**DIRECTIONS FOR THIS TASK**
Reproduce the records that follow in full, excluding any picture they contain.
— start of ENTRIES —
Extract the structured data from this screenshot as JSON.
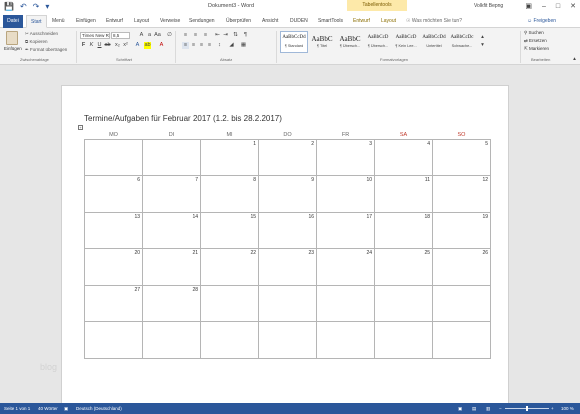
{
  "window": {
    "doc_title": "Dokument3  -  Word",
    "context_group": "Tabellentools",
    "user": "Volkfit Bepng",
    "qat": [
      "save-icon",
      "undo-icon",
      "redo-icon",
      "more-icon"
    ]
  },
  "tabs": {
    "file": "Datei",
    "items": [
      "Start",
      "Menü",
      "Einfügen",
      "Entwurf",
      "Layout",
      "Verweise",
      "Sendungen",
      "Überprüfen",
      "Ansicht",
      "DUDEN",
      "SmartTools",
      "Entwurf",
      "Layout"
    ],
    "tell_me": "Was möchten Sie tun?",
    "share": "Freigeben"
  },
  "ribbon": {
    "clipboard": {
      "paste": "Einfügen",
      "cut": "Ausschneiden",
      "copy": "Kopieren",
      "format_painter": "Format übertragen",
      "label": "Zwischenablage"
    },
    "font": {
      "name": "Times New R",
      "size": "8,5",
      "label": "Schriftart"
    },
    "paragraph": {
      "label": "Absatz"
    },
    "styles": {
      "label": "Formatvorlagen",
      "items": [
        {
          "sample": "AaBbCcDd",
          "name": "¶ Standard"
        },
        {
          "sample": "AaBbC",
          "name": "¶ Titel"
        },
        {
          "sample": "AaBbC",
          "name": "¶ Übersch..."
        },
        {
          "sample": "AaBbCcD",
          "name": "¶ Übersch..."
        },
        {
          "sample": "AaBbCcD",
          "name": "¶ Kein Lee..."
        },
        {
          "sample": "AaBbCcDd",
          "name": "Untertitel"
        },
        {
          "sample": "AaBbCcDc",
          "name": "Schwache..."
        }
      ]
    },
    "editing": {
      "find": "Suchen",
      "replace": "Ersetzen",
      "select": "Markieren",
      "label": "Bearbeiten"
    }
  },
  "document": {
    "heading": "Termine/Aufgaben für Februar 2017 (1.2. bis 28.2.2017)",
    "weekdays": [
      "MO",
      "DI",
      "MI",
      "DO",
      "FR",
      "SA",
      "SO"
    ],
    "weeks": [
      [
        "",
        "",
        "1",
        "2",
        "3",
        "4",
        "5"
      ],
      [
        "6",
        "7",
        "8",
        "9",
        "10",
        "11",
        "12"
      ],
      [
        "13",
        "14",
        "15",
        "16",
        "17",
        "18",
        "19"
      ],
      [
        "20",
        "21",
        "22",
        "23",
        "24",
        "25",
        "26"
      ],
      [
        "27",
        "28",
        "",
        "",
        "",
        "",
        ""
      ],
      [
        "",
        "",
        "",
        "",
        "",
        "",
        ""
      ]
    ],
    "watermark": "blog"
  },
  "status": {
    "page": "Seite 1 von 1",
    "words": "40 Wörter",
    "language": "Deutsch (Deutschland)",
    "zoom": "100 %"
  },
  "colors": {
    "accent": "#2b579a",
    "weekend": "#c0392b",
    "context_tab": "#fde9a9"
  }
}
— end of ENTRIES —
**SOLUTION TO THE EXERCISE**
Extract the structured data from this screenshot as JSON.
{
  "window": {
    "doc_title": "Dokument3  -  Word",
    "context_group": "Tabellentools",
    "user": "Volkfit Bepng",
    "qat": [
      "save-icon",
      "undo-icon",
      "redo-icon",
      "more-icon"
    ]
  },
  "tabs": {
    "file": "Datei",
    "items": [
      "Start",
      "Menü",
      "Einfügen",
      "Entwurf",
      "Layout",
      "Verweise",
      "Sendungen",
      "Überprüfen",
      "Ansicht",
      "DUDEN",
      "SmartTools",
      "Entwurf",
      "Layout"
    ],
    "tell_me": "Was möchten Sie tun?",
    "share": "Freigeben"
  },
  "ribbon": {
    "clipboard": {
      "paste": "Einfügen",
      "cut": "Ausschneiden",
      "copy": "Kopieren",
      "format_painter": "Format übertragen",
      "label": "Zwischenablage"
    },
    "font": {
      "name": "Times New R",
      "size": "8,5",
      "label": "Schriftart"
    },
    "paragraph": {
      "label": "Absatz"
    },
    "styles": {
      "label": "Formatvorlagen",
      "items": [
        {
          "sample": "AaBbCcDd",
          "name": "¶ Standard"
        },
        {
          "sample": "AaBbC",
          "name": "¶ Titel"
        },
        {
          "sample": "AaBbC",
          "name": "¶ Übersch..."
        },
        {
          "sample": "AaBbCcD",
          "name": "¶ Übersch..."
        },
        {
          "sample": "AaBbCcD",
          "name": "¶ Kein Lee..."
        },
        {
          "sample": "AaBbCcDd",
          "name": "Untertitel"
        },
        {
          "sample": "AaBbCcDc",
          "name": "Schwache..."
        }
      ]
    },
    "editing": {
      "find": "Suchen",
      "replace": "Ersetzen",
      "select": "Markieren",
      "label": "Bearbeiten"
    }
  },
  "document": {
    "heading": "Termine/Aufgaben für Februar 2017 (1.2. bis 28.2.2017)",
    "weekdays": [
      "MO",
      "DI",
      "MI",
      "DO",
      "FR",
      "SA",
      "SO"
    ],
    "weeks": [
      [
        "",
        "",
        "1",
        "2",
        "3",
        "4",
        "5"
      ],
      [
        "6",
        "7",
        "8",
        "9",
        "10",
        "11",
        "12"
      ],
      [
        "13",
        "14",
        "15",
        "16",
        "17",
        "18",
        "19"
      ],
      [
        "20",
        "21",
        "22",
        "23",
        "24",
        "25",
        "26"
      ],
      [
        "27",
        "28",
        "",
        "",
        "",
        "",
        ""
      ],
      [
        "",
        "",
        "",
        "",
        "",
        "",
        ""
      ]
    ],
    "watermark": "blog"
  },
  "status": {
    "page": "Seite 1 von 1",
    "words": "40 Wörter",
    "language": "Deutsch (Deutschland)",
    "zoom": "100 %"
  },
  "colors": {
    "accent": "#2b579a",
    "weekend": "#c0392b",
    "context_tab": "#fde9a9"
  }
}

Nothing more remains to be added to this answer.